EXERCISE GOAL
Pick out each line with the word "subtitle" from the material that follows.

-- start DATA SUPPLIED --

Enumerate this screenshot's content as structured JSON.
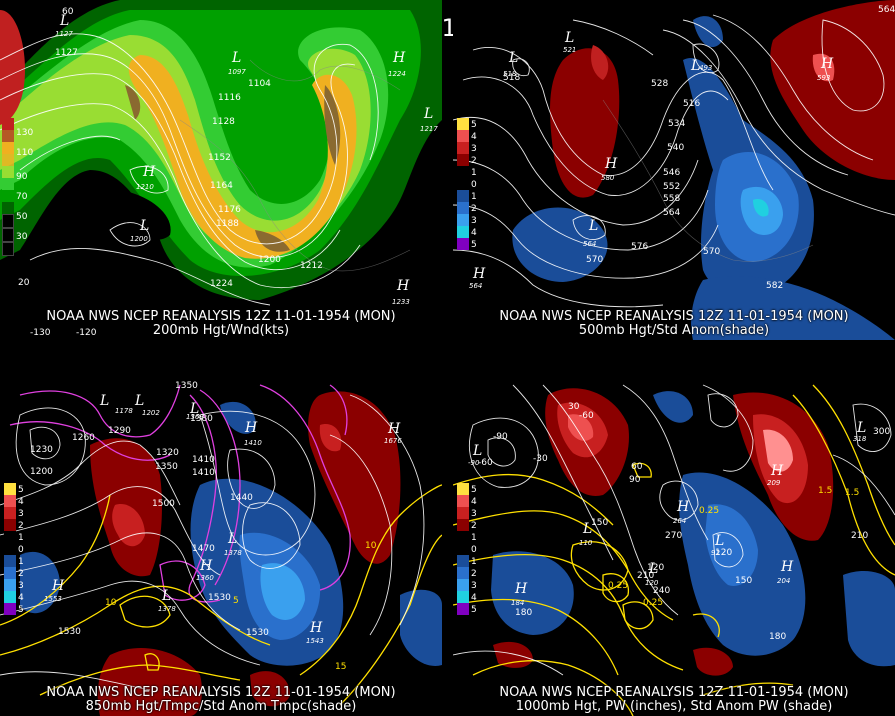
{
  "title": "12Z 11-01-1954 (MON)",
  "panels": [
    {
      "source": "NOAA NWS NCEP REANALYSIS 12Z 11-01-1954 (MON)",
      "subtitle": "200mb Hgt/Wnd(kts)",
      "legend": [
        "130",
        "110",
        "90",
        "70",
        "50",
        "30"
      ],
      "contour_labels": [
        "1127",
        "1128",
        "1116",
        "1104",
        "1128",
        "1152",
        "1164",
        "1176",
        "1188",
        "1200",
        "1212",
        "1224",
        "1237",
        "1210",
        "1200",
        "1217",
        "1224",
        "60",
        "20",
        "-120",
        "-130"
      ],
      "systems": [
        {
          "type": "L",
          "value": "1127"
        },
        {
          "type": "L",
          "value": "1097"
        },
        {
          "type": "H",
          "value": "1224"
        },
        {
          "type": "L",
          "value": "1217"
        },
        {
          "type": "H",
          "value": "1210"
        },
        {
          "type": "L",
          "value": "1200"
        },
        {
          "type": "H",
          "value": "1233"
        }
      ]
    },
    {
      "source": "NOAA NWS NCEP REANALYSIS 12Z 11-01-1954 (MON)",
      "subtitle": "500mb Hgt/Std Anom(shade)",
      "legend": [
        "5",
        "4",
        "3",
        "2",
        "1",
        "0",
        "1",
        "2",
        "3",
        "4",
        "5"
      ],
      "contour_labels": [
        "518",
        "528",
        "516",
        "534",
        "540",
        "546",
        "552",
        "558",
        "564",
        "570",
        "576",
        "582",
        "570",
        "493",
        "540",
        "593",
        "564",
        "564"
      ],
      "systems": [
        {
          "type": "L",
          "value": "518"
        },
        {
          "type": "L",
          "value": "521"
        },
        {
          "type": "L",
          "value": "493"
        },
        {
          "type": "H",
          "value": "593"
        },
        {
          "type": "H",
          "value": "580"
        },
        {
          "type": "L",
          "value": "564"
        },
        {
          "type": "H",
          "value": "564"
        }
      ]
    },
    {
      "source": "NOAA NWS NCEP REANALYSIS 12Z 11-01-1954 (MON)",
      "subtitle": "850mb Hgt/Tmpc/Std Anom Tmpc(shade)",
      "legend": [
        "5",
        "4",
        "3",
        "2",
        "1",
        "0",
        "1",
        "2",
        "3",
        "4",
        "5"
      ],
      "contour_labels": [
        "1230",
        "1200",
        "1260",
        "1290",
        "1320",
        "1350",
        "1380",
        "1410",
        "1440",
        "1470",
        "1500",
        "1530",
        "1530",
        "1530",
        "1500",
        "1410",
        "1440",
        "1380",
        "1320",
        "1350",
        "15",
        "10",
        "5",
        "10",
        "15",
        "-5"
      ],
      "systems": [
        {
          "type": "L",
          "value": "1178"
        },
        {
          "type": "L",
          "value": "1202"
        },
        {
          "type": "L",
          "value": "1369"
        },
        {
          "type": "H",
          "value": "1410"
        },
        {
          "type": "H",
          "value": "1676"
        },
        {
          "type": "L",
          "value": "1378"
        },
        {
          "type": "H",
          "value": "1360"
        },
        {
          "type": "H",
          "value": "1553"
        },
        {
          "type": "H",
          "value": "1543"
        },
        {
          "type": "L",
          "value": "1378"
        }
      ]
    },
    {
      "source": "NOAA NWS NCEP REANALYSIS 12Z 11-01-1954 (MON)",
      "subtitle": "1000mb Hgt, PW (inches), Std Anom PW (shade)",
      "legend": [
        "5",
        "4",
        "3",
        "2",
        "1",
        "0",
        "1",
        "2",
        "3",
        "4",
        "5"
      ],
      "contour_labels": [
        "-60",
        "-30",
        "-60",
        "30",
        "60",
        "90",
        "120",
        "150",
        "180",
        "210",
        "240",
        "270",
        "300",
        "-90",
        "0.25",
        "0.25",
        "0.25",
        "1.5",
        "120",
        "150",
        "180",
        "210",
        "1.5"
      ],
      "systems": [
        {
          "type": "L",
          "value": "-90"
        },
        {
          "type": "L",
          "value": "110"
        },
        {
          "type": "H",
          "value": "184"
        },
        {
          "type": "H",
          "value": "264"
        },
        {
          "type": "H",
          "value": "209"
        },
        {
          "type": "L",
          "value": "92"
        },
        {
          "type": "L",
          "value": "120"
        },
        {
          "type": "H",
          "value": "204"
        },
        {
          "type": "L",
          "value": "318"
        }
      ]
    }
  ],
  "colors": {
    "wind_30": "#006400",
    "wind_50": "#00a000",
    "wind_70": "#33cc33",
    "wind_90": "#99dd33",
    "wind_110": "#f0b020",
    "wind_130": "#c02020",
    "anom_pos1": "#8b0000",
    "anom_pos2": "#c82020",
    "anom_pos3": "#ee5050",
    "anom_pos4": "#ff9090",
    "anom_pos5": "#ffc8c8",
    "anom_neg1": "#1a4d99",
    "anom_neg2": "#2a70cc",
    "anom_neg3": "#3aa0ee",
    "anom_neg4": "#20d0e0",
    "anom_neg5": "#8000c0",
    "temp_contour": "#ffe000",
    "cold_contour": "#e040e0",
    "height_contour": "#ffffff"
  }
}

-- end DATA SUPPLIED --

WORKED SOLUTION
      "subtitle": "200mb Hgt/Wnd(kts)",
      "subtitle": "500mb Hgt/Std Anom(shade)",
      "subtitle": "850mb Hgt/Tmpc/Std Anom Tmpc(shade)",
      "subtitle": "1000mb Hgt, PW (inches), Std Anom PW (shade)",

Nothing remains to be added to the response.